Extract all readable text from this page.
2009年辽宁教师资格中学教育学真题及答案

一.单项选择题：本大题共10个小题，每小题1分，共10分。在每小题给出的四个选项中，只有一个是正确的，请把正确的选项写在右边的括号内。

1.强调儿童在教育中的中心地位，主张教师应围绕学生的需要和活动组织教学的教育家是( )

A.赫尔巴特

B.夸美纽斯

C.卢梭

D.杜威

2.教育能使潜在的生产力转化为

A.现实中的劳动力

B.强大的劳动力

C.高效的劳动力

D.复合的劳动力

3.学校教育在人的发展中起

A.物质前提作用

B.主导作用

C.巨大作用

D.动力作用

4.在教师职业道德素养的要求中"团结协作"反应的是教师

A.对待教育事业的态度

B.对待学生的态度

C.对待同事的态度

Exercise requirements:
All of the lines above need to be given again exactly.

Solution:
Extract all readable text from this page.
2009年辽宁教师资格中学教育学真题及答案

一.单项选择题：本大题共10个小题，每小题1分，共10分。在每小题给出的四个选项中，只有一个是正确的，请把正确的选项写在右边的括号内。

1.强调儿童在教育中的中心地位，主张教师应围绕学生的需要和活动组织教学的教育家是( )

A.赫尔巴特

B.夸美纽斯

C.卢梭

D.杜威

2.教育能使潜在的生产力转化为

A.现实中的劳动力

B.强大的劳动力

C.高效的劳动力

D.复合的劳动力

3.学校教育在人的发展中起

A.物质前提作用

B.主导作用

C.巨大作用

D.动力作用

4.在教师职业道德素养的要求中"团结协作"反应的是教师

A.对待教育事业的态度

B.对待学生的态度

C.对待同事的态度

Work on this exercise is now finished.